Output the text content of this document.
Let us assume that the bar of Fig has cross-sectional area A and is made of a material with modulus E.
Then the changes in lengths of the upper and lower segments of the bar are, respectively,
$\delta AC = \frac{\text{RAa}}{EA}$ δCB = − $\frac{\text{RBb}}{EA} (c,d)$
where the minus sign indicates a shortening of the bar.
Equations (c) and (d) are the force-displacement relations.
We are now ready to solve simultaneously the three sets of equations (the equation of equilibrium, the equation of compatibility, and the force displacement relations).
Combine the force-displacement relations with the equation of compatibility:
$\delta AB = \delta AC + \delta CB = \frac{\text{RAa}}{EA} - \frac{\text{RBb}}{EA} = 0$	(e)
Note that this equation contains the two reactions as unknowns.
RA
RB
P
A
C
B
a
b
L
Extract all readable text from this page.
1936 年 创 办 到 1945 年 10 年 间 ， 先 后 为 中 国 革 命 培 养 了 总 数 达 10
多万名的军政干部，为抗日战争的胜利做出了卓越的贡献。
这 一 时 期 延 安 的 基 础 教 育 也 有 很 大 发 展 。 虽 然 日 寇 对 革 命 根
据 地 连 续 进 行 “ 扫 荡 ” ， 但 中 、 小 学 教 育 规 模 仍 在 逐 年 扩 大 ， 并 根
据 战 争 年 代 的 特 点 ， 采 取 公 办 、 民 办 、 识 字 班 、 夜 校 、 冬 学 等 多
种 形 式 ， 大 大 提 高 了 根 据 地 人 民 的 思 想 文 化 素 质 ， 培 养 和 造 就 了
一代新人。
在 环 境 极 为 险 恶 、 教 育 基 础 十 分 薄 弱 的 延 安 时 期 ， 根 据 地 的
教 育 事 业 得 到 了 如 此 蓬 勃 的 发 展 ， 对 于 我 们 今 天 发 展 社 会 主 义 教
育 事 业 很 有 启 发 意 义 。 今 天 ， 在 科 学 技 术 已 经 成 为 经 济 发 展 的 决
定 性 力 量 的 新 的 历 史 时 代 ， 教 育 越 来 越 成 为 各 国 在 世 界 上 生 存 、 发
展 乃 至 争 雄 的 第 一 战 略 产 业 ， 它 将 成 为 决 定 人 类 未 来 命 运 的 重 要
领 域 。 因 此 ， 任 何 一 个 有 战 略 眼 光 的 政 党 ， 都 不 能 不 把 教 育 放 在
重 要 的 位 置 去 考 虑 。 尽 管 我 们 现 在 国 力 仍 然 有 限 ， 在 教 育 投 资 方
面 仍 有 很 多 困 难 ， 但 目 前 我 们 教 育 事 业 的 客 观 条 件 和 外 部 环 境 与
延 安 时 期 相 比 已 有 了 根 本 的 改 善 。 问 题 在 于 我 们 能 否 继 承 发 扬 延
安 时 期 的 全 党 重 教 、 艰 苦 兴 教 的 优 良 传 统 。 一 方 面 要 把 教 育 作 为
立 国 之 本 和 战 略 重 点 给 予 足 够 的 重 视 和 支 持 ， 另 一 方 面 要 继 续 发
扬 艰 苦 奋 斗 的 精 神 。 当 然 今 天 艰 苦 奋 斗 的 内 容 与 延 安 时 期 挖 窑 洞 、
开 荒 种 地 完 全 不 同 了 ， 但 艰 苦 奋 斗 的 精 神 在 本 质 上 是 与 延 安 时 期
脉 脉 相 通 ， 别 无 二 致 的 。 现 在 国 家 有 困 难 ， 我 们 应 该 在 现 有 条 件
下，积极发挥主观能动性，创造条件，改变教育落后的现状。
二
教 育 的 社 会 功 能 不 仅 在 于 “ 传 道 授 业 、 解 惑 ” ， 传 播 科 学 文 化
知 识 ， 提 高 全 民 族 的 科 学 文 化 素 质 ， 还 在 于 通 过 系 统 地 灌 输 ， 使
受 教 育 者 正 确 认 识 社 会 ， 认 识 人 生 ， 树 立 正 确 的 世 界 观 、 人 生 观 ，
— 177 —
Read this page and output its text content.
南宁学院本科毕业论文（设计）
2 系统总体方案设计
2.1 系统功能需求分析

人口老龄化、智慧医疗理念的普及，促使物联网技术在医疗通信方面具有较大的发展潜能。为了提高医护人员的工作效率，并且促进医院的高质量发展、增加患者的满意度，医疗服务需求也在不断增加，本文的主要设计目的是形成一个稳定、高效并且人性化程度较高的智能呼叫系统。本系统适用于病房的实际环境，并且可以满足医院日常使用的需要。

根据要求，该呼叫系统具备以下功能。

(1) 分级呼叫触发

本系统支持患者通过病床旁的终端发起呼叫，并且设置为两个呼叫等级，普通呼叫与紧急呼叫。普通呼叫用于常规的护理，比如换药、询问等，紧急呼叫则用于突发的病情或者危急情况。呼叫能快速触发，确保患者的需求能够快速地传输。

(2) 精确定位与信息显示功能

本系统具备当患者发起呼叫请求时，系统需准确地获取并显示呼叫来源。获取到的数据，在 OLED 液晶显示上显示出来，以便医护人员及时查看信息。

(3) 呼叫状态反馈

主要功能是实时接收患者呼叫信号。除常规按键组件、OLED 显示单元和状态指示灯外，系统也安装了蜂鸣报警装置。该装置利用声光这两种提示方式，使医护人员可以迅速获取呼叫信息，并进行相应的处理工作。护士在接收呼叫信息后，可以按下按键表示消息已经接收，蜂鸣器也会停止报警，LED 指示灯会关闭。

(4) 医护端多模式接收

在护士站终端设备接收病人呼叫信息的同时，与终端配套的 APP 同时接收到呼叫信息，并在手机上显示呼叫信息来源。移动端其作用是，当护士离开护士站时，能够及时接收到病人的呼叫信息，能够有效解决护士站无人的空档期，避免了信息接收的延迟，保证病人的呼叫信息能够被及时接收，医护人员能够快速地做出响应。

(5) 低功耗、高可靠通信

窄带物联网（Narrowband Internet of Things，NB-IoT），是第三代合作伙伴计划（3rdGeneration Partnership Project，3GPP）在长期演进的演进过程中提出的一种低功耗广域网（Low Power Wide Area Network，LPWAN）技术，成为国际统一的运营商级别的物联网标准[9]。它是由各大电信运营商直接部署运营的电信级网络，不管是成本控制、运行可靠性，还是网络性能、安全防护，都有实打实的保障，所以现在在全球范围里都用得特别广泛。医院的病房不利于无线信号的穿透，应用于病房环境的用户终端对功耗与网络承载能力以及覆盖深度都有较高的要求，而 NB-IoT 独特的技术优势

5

Set task »
Pull out every line containing "that".

Answer to this problem »
Let us assume that the bar of Fig has cross-sectional area A and is made of a material with modulus E.
Note that this equation contains the two reactions as unknowns.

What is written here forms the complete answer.